_EXCERPT_
We didn’t have to wait long to see how “Saturday Night Live” would embrace a new president-elect or how Alec Baldwin would do the embracing. One second in, the answer: With fake hair swept back and real lip thrust forward, Baldwin returned Saturday with his first post-election impression, which was still etched in acid, still uncluttered with subtleties.
Not long to find out either how cast member Kate McKinnon would find her way forward in a post-election world without Hillary Clinton to reliably depend upon. For Saturday’s cold open, she rebooted her other singular impression of the 2016 election: Trump campaign manager Kellyanne Conway.
Trump/Baldwin: “Kellyanne, what are people saying about my Cabinet appointments? Do they love them?”
Conway/McKinnon: (Reading a tweet — what else?): “ ‘They are great for our nation and the future of our children.’ ”
Trump/Baldwin: “Tremendous. Who sent that?”
Conway/McKinnon: “David Duke ... ”

_Document understanding data_
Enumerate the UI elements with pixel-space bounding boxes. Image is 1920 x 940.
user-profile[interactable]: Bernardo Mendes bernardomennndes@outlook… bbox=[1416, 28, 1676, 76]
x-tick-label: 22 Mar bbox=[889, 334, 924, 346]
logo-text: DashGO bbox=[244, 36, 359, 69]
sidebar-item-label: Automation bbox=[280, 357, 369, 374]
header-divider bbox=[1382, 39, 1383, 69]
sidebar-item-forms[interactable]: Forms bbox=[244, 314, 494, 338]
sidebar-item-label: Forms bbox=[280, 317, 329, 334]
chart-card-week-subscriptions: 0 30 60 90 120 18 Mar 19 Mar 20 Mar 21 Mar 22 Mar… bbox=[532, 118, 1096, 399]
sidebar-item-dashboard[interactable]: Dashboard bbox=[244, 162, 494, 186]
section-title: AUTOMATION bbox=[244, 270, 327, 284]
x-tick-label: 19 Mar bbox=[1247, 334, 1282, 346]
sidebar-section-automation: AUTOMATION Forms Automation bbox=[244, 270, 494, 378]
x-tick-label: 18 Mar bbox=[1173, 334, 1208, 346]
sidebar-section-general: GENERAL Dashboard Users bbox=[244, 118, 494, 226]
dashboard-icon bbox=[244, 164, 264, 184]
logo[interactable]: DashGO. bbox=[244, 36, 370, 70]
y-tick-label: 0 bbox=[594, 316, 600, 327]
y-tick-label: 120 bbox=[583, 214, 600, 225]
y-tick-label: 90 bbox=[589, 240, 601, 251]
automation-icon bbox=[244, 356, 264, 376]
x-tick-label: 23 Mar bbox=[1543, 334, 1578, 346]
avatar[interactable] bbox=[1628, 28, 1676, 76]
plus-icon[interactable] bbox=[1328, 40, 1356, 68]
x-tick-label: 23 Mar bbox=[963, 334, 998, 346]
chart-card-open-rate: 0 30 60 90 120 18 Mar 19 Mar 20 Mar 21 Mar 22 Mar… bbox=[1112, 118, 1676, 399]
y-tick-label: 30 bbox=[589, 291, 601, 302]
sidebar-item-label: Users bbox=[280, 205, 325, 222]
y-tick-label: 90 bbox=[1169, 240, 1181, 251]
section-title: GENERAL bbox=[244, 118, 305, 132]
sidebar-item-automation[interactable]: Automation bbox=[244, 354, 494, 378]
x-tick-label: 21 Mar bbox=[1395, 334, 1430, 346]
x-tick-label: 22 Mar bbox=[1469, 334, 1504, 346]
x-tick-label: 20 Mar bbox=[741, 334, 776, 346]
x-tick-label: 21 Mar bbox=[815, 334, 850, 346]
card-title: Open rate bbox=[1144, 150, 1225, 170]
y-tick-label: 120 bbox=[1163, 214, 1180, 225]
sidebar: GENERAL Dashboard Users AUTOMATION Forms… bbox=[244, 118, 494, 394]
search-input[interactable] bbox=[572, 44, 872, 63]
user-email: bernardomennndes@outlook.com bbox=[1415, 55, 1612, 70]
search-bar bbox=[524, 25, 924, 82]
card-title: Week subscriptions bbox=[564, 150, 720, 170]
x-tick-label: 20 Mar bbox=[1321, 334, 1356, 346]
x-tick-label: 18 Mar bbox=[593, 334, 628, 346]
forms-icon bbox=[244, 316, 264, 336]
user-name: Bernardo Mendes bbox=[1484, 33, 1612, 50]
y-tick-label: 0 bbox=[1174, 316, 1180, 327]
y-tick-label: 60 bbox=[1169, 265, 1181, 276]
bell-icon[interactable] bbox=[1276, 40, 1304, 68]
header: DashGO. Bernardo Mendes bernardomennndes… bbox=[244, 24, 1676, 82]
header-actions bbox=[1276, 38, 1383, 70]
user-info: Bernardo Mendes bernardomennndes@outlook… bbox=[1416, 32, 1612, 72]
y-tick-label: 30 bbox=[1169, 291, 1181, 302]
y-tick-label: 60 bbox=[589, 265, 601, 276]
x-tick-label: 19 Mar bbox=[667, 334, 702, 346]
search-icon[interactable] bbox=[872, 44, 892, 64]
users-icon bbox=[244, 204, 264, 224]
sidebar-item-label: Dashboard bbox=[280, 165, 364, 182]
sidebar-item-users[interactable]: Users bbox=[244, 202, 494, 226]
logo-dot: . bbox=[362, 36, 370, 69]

_PARTS OF THE EXERCISE_
**A)** Do the following statements agree with the excerpt on "Saturday Night Live"? Answer yes or no for each and quote the deciding words. (i) Alec Baldwin's impression no longer relied on acid humor after the election. (ii) Kate McKinnon played Hillary Clinton in Saturday's cold open. (iii) Baldwin's impression appeared at the very start of the show.
**B)** Transcribe the excerpt on "Saturday Night Live," everything from "We didn’t have" down to "uncluttered with subtleties.".

_COMPLETED EXERCISE_
**A)**
(i) No: "which was still etched in acid, still uncluttered with subtleties."
(ii) No: "she rebooted her other singular impression of the 2016 election: Trump campaign manager Kellyanne Conway."
(iii) Yes: "One second in, the answer"

**B)**
We didn’t have to wait long to see how “Saturday Night Live” would embrace a new president-elect or how Alec Baldwin would do the embracing. One second in, the answer: With fake hair swept back and real lip thrust forward, Baldwin returned Saturday with his first post-election impression, which was still etched in acid, still uncluttered with subtleties.